Aim of the exercise: Repeat each entry exactly and drop the pictures.

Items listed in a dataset

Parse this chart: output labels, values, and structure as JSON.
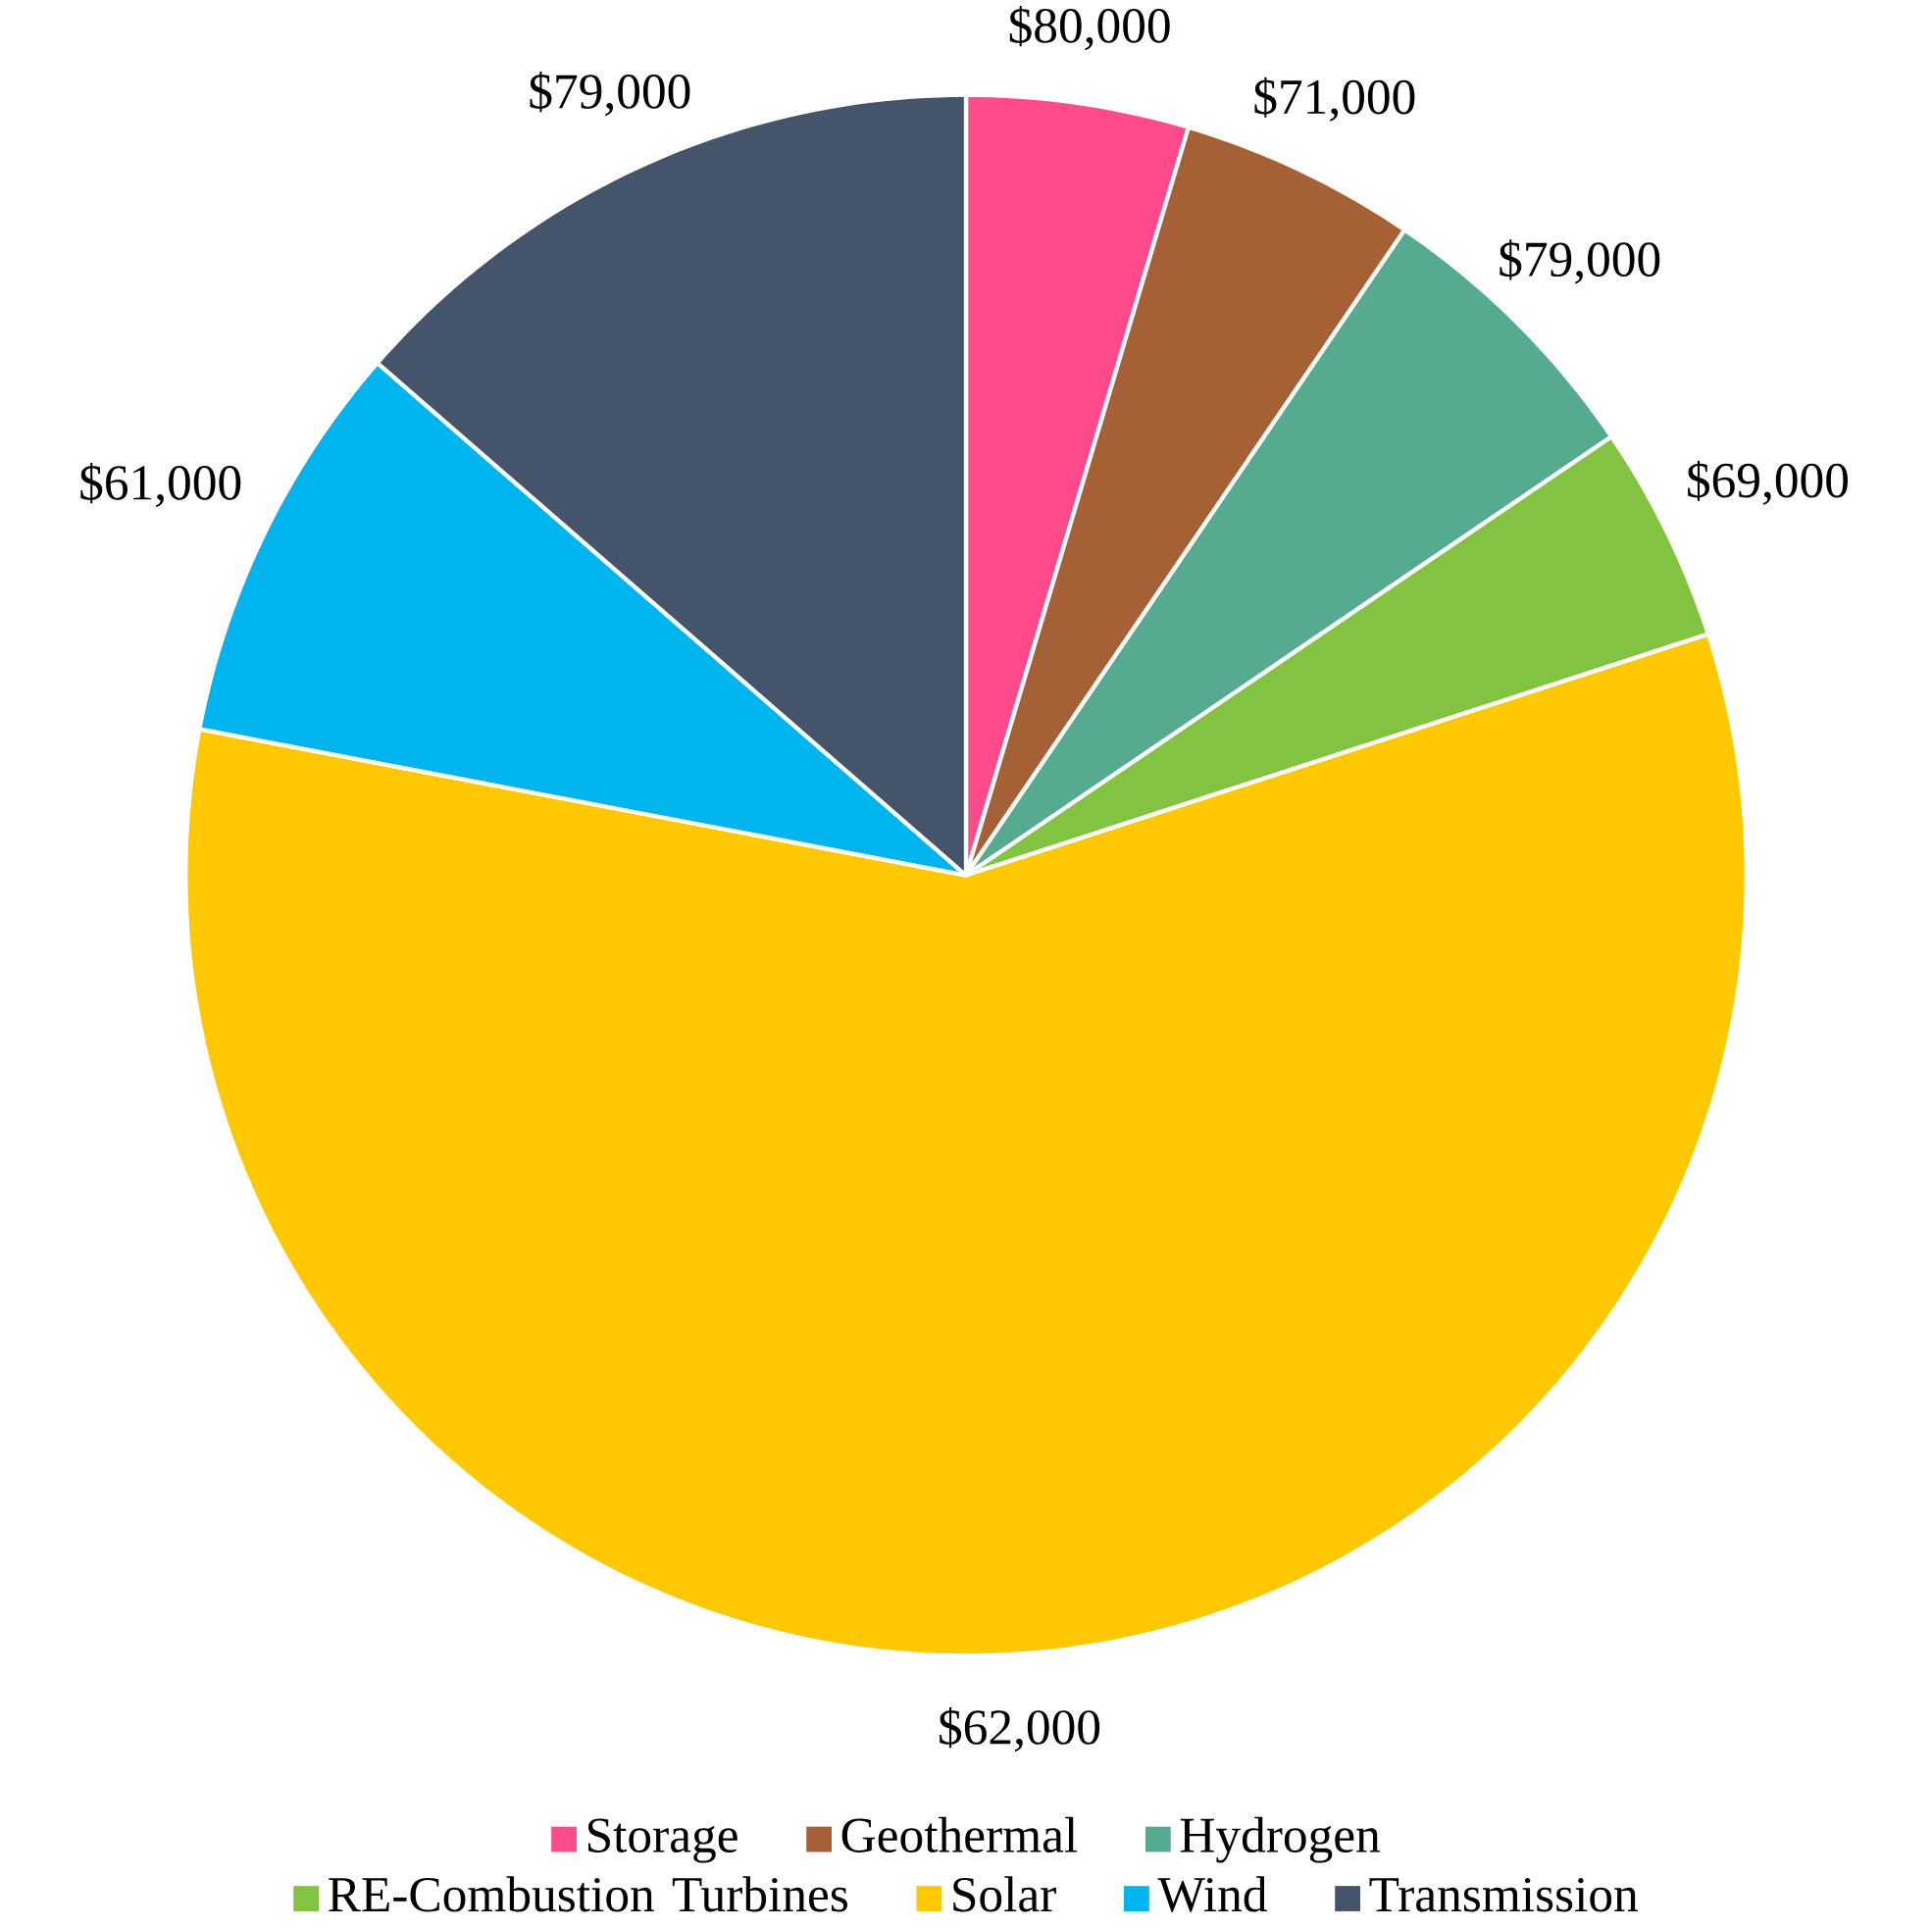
{
  "chart_data": {
    "type": "pie",
    "categories": [
      "Storage",
      "Geothermal",
      "Hydrogen",
      "RE-Combustion Turbines",
      "Solar",
      "Wind",
      "Transmission"
    ],
    "values": [
      4.6,
      4.9,
      6.0,
      4.5,
      58.0,
      8.4,
      13.6
    ],
    "colors": [
      "#ff4b8b",
      "#a66035",
      "#55aa90",
      "#82c341",
      "#ffc800",
      "#00b4ee",
      "#44546a"
    ],
    "annotations": [
      "$80,000",
      "$71,000",
      "$79,000",
      "$69,000",
      "$62,000",
      "$61,000",
      "$79,000"
    ],
    "legend": "bottom"
  }
}
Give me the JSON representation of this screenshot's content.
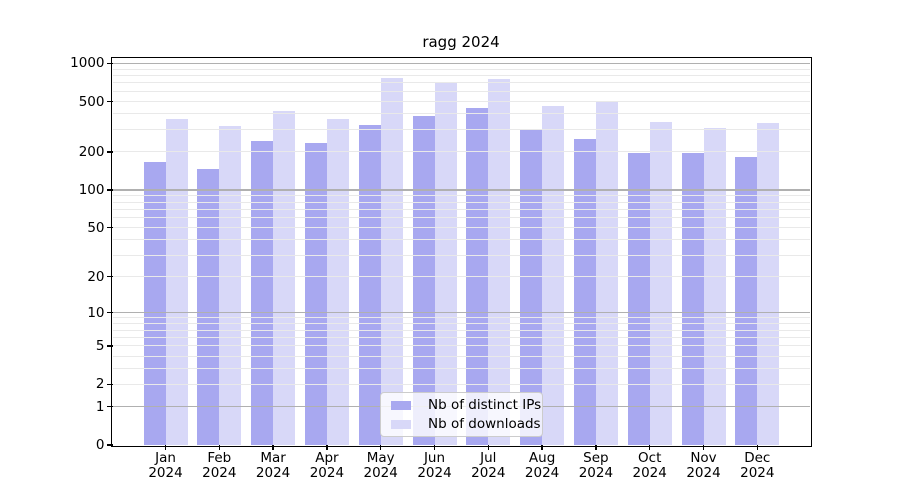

Finished task:
Parse this chart: output labels, values, and structure as JSON.
{
  "chart_data": {
    "type": "pie",
    "categories": [
      "Storage",
      "Geothermal",
      "Hydrogen",
      "RE-Combustion Turbines",
      "Solar",
      "Wind",
      "Transmission"
    ],
    "values": [
      4.6,
      4.9,
      6.0,
      4.5,
      58.0,
      8.4,
      13.6
    ],
    "colors": [
      "#ff4b8b",
      "#a66035",
      "#55aa90",
      "#82c341",
      "#ffc800",
      "#00b4ee",
      "#44546a"
    ],
    "annotations": [
      "$80,000",
      "$71,000",
      "$79,000",
      "$69,000",
      "$62,000",
      "$61,000",
      "$79,000"
    ],
    "legend": "bottom"
  }
}
Give me the JSON representation of this screenshot's content.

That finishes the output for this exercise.